■ **SET TASK**: Count lines with the string "Insert" in them. State the number alone.

■ **DATA ENTRIES**:
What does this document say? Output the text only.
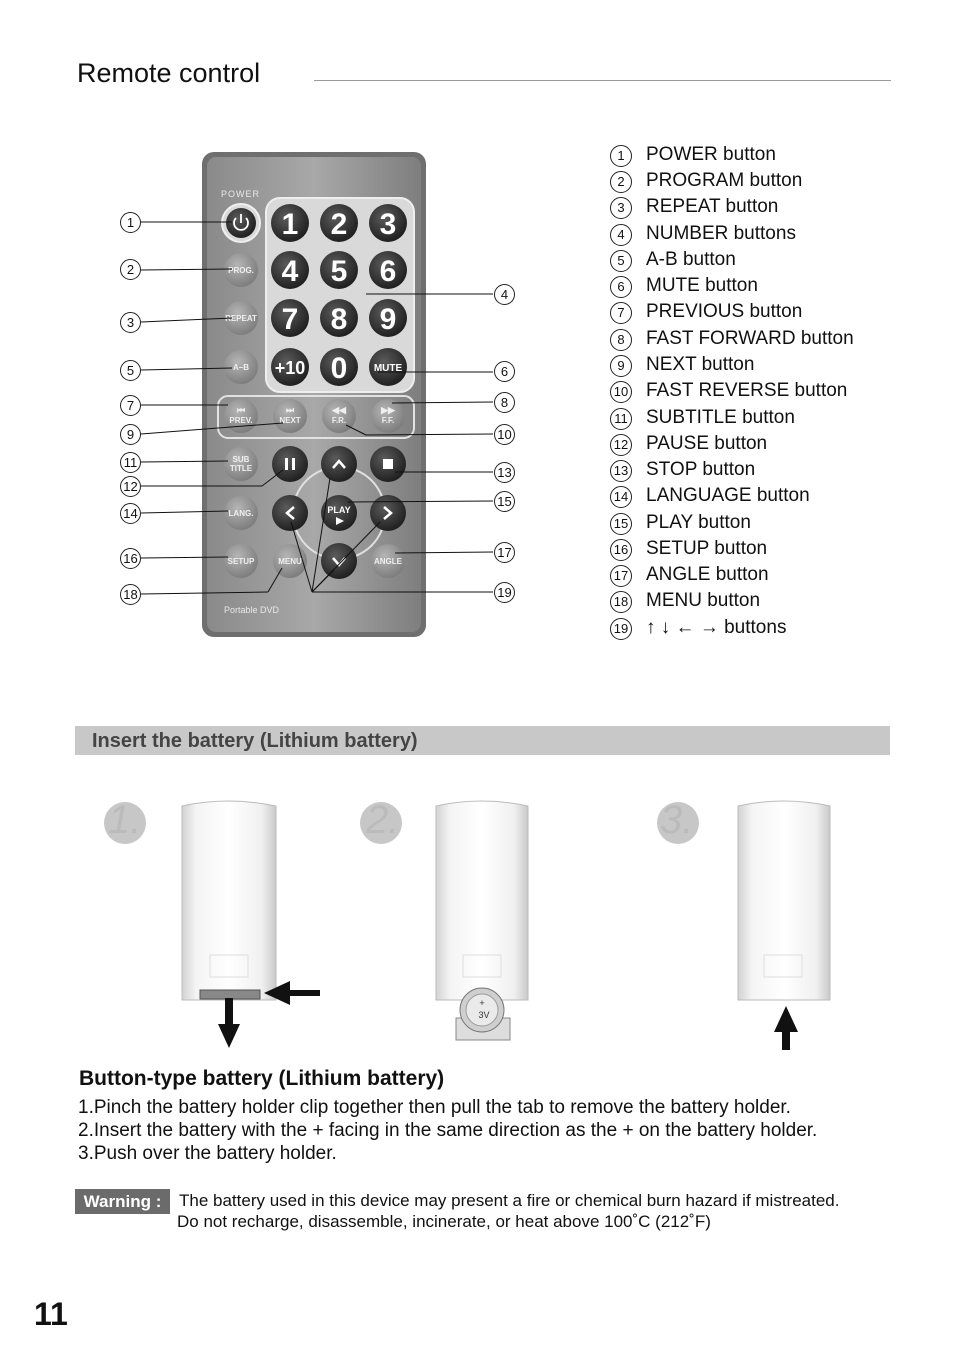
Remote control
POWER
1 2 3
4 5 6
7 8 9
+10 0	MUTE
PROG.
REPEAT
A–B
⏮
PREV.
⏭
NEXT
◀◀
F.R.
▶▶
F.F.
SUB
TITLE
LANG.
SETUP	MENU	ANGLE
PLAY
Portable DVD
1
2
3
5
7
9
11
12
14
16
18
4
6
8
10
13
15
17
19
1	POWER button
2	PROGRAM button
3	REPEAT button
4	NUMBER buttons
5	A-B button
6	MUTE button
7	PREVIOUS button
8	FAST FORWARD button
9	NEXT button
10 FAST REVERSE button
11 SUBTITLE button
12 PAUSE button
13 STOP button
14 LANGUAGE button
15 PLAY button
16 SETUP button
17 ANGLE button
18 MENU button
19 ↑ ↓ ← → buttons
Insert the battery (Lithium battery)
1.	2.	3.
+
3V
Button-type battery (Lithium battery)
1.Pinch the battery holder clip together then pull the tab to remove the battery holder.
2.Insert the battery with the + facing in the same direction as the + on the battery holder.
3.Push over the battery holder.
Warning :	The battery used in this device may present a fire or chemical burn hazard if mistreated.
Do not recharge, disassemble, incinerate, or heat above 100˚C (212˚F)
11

---

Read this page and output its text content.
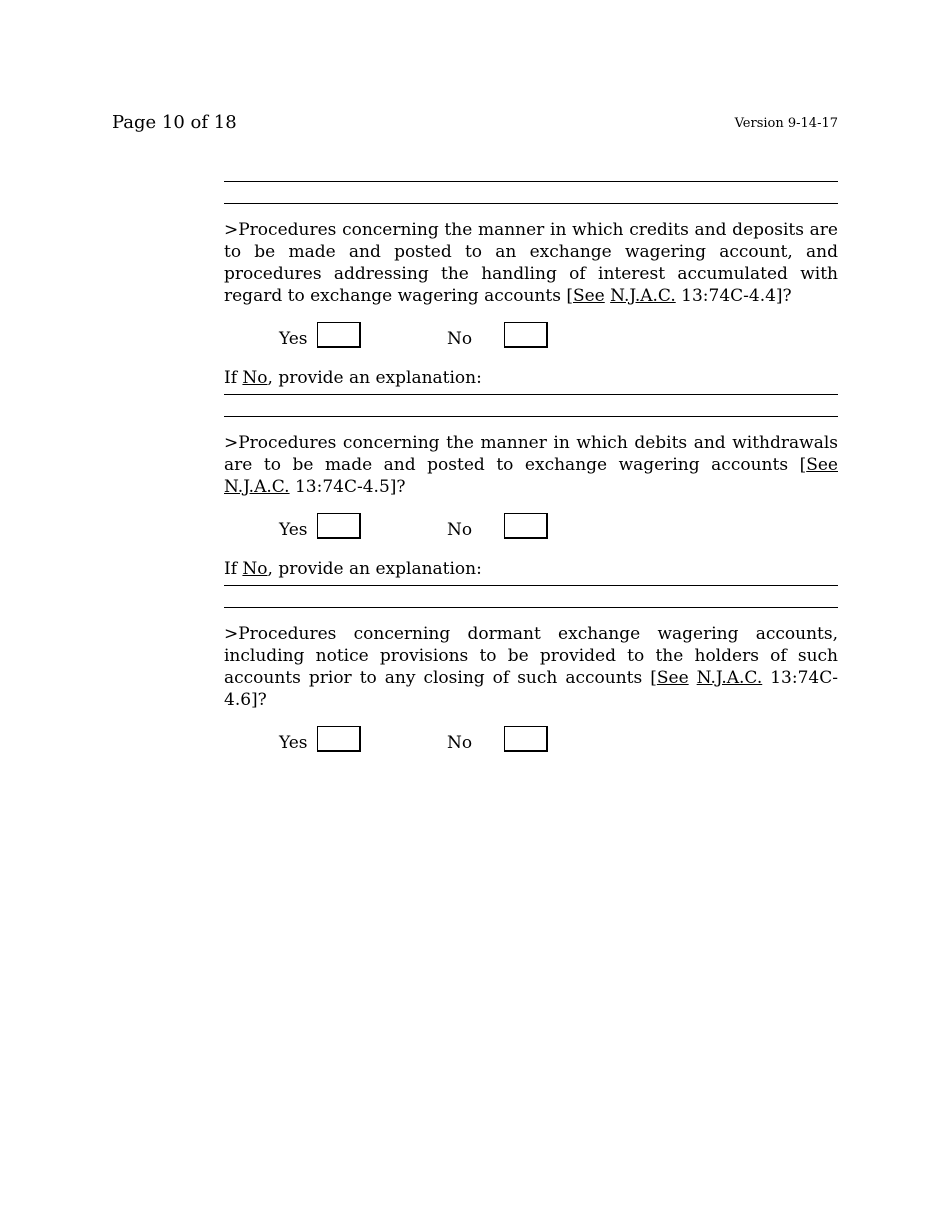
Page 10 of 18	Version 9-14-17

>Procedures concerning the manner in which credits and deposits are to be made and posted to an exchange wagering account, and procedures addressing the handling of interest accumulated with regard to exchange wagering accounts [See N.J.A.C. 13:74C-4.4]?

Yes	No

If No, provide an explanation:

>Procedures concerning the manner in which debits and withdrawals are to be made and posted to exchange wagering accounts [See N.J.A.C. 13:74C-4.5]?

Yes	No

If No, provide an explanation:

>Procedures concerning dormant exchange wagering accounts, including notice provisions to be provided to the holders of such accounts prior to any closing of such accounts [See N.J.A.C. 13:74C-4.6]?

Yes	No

■ **EXPECTED ANSWER**: 2